### Records provided
◇ ◇ ◇ ◇ ◇ ◇ ◇

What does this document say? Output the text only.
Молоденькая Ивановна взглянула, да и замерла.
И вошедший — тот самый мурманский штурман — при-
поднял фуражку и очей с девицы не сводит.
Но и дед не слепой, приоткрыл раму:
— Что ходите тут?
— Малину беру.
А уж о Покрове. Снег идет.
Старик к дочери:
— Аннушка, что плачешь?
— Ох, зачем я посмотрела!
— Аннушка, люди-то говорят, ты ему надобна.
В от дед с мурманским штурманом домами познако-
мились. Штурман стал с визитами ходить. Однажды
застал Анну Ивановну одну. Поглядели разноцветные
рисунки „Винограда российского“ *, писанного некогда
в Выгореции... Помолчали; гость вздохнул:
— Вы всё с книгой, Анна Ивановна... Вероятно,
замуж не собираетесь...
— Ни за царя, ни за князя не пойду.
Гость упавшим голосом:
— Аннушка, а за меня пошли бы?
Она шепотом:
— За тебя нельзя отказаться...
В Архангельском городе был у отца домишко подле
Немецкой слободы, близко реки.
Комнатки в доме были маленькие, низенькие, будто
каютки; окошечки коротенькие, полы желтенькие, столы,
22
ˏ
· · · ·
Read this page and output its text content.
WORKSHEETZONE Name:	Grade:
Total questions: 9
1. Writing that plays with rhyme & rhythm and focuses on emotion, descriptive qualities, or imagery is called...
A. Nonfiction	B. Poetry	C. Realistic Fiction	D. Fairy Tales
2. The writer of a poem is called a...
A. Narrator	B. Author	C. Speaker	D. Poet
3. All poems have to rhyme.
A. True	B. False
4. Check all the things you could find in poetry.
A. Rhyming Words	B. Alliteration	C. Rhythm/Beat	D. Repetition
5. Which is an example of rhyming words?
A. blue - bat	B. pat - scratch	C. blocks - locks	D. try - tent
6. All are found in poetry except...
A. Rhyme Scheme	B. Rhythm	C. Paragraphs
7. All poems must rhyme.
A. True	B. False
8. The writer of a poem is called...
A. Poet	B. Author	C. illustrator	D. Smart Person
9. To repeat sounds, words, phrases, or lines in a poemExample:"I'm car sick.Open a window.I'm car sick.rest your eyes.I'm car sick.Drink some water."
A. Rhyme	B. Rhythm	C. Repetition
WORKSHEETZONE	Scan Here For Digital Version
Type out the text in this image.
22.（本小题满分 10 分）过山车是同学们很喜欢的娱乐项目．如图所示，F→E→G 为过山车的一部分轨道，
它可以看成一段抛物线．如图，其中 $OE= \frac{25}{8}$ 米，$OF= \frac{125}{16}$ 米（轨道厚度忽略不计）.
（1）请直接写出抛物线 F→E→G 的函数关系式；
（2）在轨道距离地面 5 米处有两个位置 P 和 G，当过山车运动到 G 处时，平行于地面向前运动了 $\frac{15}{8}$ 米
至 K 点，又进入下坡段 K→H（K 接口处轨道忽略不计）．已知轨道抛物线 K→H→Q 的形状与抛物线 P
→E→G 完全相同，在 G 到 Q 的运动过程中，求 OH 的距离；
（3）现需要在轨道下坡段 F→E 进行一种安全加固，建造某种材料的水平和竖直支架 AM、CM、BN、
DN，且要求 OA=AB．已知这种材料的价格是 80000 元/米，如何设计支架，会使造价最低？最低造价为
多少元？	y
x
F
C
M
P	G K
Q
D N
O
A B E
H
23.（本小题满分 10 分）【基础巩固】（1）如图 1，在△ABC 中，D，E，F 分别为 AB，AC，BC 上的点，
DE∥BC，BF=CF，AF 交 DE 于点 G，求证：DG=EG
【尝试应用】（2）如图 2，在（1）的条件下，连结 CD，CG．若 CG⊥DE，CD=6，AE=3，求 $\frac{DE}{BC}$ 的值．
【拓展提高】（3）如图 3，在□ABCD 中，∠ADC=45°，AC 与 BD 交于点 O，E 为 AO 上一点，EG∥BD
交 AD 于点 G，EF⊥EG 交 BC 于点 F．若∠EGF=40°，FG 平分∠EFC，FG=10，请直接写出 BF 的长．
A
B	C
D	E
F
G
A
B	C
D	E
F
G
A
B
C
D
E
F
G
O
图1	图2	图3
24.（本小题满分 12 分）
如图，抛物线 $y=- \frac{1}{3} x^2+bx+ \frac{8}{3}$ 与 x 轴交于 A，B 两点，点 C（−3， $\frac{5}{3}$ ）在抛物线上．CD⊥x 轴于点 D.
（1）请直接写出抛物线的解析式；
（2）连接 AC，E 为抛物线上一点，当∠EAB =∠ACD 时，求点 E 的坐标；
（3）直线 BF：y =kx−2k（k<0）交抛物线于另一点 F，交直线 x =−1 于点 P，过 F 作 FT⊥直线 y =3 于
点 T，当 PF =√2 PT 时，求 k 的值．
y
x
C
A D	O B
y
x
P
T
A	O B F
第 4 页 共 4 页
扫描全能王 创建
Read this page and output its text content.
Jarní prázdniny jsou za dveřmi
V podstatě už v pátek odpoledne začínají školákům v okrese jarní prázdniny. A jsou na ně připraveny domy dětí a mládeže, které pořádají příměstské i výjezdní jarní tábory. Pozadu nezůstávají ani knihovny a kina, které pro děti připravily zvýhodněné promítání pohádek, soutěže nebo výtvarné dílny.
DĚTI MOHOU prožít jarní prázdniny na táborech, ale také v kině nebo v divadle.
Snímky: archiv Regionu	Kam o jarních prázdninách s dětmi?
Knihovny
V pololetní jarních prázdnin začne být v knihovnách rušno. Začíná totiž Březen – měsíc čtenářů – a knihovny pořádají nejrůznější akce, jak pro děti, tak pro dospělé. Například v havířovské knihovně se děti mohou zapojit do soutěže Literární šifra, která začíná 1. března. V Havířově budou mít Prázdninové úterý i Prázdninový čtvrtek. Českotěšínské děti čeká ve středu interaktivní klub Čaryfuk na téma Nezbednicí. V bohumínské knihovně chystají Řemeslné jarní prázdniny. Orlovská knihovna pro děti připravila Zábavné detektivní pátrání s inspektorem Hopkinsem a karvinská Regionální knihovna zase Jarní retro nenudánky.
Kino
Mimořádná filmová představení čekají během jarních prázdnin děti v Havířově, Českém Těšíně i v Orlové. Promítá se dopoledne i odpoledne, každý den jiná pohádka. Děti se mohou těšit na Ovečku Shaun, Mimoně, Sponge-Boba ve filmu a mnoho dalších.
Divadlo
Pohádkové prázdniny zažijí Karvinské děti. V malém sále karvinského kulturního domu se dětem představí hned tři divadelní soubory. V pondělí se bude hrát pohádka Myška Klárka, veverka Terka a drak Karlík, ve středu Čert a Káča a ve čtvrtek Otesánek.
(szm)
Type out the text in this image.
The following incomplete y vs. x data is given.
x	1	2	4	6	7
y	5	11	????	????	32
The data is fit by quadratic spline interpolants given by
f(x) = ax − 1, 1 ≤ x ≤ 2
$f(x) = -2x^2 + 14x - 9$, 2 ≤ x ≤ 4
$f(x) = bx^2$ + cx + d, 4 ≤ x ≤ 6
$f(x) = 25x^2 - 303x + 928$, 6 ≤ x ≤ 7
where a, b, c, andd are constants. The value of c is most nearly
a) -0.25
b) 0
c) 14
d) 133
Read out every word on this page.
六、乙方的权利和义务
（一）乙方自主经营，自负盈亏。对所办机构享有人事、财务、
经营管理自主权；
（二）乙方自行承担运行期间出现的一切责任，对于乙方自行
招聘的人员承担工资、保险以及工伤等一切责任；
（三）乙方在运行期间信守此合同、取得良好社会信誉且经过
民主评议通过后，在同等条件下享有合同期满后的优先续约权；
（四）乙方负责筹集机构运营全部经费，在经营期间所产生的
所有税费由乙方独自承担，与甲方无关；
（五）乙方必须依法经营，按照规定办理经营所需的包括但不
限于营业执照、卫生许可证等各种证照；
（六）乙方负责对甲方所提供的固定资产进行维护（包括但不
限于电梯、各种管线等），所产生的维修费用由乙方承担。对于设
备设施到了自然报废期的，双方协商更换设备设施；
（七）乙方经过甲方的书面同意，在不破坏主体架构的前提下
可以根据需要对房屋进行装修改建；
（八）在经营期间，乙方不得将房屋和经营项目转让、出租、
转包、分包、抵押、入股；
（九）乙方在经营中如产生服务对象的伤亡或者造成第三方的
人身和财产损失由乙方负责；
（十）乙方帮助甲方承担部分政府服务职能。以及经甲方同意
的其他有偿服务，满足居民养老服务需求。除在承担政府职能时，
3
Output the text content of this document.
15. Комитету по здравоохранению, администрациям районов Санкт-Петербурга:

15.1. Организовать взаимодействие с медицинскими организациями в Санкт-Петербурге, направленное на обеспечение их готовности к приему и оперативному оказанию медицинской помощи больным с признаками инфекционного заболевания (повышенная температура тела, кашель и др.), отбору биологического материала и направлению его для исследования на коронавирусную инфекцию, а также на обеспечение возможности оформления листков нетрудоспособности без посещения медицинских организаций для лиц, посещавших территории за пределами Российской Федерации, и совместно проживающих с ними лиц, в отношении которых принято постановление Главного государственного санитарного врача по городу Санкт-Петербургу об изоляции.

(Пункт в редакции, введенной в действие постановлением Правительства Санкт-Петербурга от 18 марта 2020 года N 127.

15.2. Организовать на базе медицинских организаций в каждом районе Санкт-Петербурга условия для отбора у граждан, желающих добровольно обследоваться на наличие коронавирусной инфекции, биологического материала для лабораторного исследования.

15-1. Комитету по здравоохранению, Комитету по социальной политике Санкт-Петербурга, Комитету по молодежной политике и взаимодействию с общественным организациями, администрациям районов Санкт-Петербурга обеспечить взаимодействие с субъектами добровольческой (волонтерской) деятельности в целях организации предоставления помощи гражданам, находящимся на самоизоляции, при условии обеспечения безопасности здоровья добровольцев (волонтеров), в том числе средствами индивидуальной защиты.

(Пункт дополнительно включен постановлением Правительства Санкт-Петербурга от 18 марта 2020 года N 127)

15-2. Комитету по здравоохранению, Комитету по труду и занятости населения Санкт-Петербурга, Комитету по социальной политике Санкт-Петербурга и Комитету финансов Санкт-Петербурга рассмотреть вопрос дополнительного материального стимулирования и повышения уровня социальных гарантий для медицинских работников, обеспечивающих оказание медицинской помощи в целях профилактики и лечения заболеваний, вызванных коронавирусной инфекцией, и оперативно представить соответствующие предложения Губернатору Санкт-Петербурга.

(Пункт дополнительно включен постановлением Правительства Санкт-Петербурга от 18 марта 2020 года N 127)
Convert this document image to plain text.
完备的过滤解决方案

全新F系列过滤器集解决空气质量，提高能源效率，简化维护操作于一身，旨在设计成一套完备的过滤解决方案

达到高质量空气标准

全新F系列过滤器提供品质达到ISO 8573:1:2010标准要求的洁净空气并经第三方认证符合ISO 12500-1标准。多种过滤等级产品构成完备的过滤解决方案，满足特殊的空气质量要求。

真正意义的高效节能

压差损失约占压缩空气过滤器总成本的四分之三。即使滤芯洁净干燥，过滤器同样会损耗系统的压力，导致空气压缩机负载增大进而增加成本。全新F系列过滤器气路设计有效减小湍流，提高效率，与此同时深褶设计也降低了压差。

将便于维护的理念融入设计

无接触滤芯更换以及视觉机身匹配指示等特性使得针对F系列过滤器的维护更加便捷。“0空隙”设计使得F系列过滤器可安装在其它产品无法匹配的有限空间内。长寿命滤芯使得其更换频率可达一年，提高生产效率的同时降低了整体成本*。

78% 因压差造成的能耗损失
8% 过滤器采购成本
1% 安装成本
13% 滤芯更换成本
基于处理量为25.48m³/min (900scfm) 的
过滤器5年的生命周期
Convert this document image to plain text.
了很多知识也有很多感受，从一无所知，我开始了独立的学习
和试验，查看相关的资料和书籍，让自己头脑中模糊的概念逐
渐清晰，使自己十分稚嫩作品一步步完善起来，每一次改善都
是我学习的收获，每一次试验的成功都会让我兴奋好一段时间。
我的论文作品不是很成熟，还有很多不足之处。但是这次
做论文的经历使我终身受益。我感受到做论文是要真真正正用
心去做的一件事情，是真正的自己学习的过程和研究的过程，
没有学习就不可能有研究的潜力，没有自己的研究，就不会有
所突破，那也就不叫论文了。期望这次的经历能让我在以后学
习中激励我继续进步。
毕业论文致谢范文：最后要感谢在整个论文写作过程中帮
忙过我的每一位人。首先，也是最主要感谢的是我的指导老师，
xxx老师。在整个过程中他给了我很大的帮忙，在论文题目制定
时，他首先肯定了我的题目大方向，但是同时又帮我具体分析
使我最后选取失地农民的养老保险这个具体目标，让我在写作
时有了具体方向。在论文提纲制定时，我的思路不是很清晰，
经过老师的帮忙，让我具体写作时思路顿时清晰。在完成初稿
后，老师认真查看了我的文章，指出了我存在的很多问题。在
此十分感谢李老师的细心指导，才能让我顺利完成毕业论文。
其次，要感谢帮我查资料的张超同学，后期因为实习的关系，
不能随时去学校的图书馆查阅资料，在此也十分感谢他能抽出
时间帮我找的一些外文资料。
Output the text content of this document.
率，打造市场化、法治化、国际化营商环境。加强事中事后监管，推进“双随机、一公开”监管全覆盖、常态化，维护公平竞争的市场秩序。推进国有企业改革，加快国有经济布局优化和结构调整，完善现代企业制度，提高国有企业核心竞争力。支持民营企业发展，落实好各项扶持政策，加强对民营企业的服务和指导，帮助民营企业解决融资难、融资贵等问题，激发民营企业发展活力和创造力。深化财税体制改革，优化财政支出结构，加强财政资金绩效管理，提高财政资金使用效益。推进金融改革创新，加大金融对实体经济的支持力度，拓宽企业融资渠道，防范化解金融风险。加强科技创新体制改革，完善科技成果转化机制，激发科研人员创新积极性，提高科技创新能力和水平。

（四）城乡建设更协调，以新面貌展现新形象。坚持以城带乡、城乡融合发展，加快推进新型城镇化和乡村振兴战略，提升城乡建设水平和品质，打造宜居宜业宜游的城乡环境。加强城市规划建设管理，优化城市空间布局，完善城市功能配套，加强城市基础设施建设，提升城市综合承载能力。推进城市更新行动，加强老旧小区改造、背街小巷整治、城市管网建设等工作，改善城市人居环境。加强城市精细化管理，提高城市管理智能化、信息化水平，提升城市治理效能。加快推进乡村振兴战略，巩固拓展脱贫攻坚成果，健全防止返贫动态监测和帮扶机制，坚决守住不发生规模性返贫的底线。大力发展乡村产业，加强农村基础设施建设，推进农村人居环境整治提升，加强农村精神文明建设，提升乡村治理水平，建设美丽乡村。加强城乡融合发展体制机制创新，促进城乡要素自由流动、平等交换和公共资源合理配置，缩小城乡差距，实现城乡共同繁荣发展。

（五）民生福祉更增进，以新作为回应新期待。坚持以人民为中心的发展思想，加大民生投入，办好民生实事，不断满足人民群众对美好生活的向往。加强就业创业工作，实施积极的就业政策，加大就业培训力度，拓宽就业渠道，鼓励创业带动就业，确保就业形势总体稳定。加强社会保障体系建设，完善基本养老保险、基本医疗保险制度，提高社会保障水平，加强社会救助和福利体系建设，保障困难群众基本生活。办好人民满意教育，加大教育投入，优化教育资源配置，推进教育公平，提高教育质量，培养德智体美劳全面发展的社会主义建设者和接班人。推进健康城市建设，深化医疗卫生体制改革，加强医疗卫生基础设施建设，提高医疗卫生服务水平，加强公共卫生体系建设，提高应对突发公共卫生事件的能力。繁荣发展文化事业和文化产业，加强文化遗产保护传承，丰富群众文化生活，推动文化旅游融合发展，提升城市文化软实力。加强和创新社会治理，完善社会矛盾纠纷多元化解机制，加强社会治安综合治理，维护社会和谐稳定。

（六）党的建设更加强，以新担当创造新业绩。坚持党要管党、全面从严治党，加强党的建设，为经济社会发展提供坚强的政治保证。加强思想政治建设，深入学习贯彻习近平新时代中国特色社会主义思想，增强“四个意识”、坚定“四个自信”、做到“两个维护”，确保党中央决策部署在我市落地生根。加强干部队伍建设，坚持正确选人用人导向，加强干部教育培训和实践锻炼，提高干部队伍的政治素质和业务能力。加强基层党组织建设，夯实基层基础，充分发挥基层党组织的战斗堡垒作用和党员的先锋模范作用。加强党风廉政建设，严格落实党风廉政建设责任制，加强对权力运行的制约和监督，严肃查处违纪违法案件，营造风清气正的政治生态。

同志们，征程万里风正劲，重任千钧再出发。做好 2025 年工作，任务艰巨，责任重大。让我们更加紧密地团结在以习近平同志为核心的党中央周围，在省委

◇ ◇ ◇ ◇ ◇ ◇ ◇

### Directions for this task
Which lines contain the word "poems"? Return each of them.

### Task answer
3. All poems have to rhyme.
7. All poems must rhyme.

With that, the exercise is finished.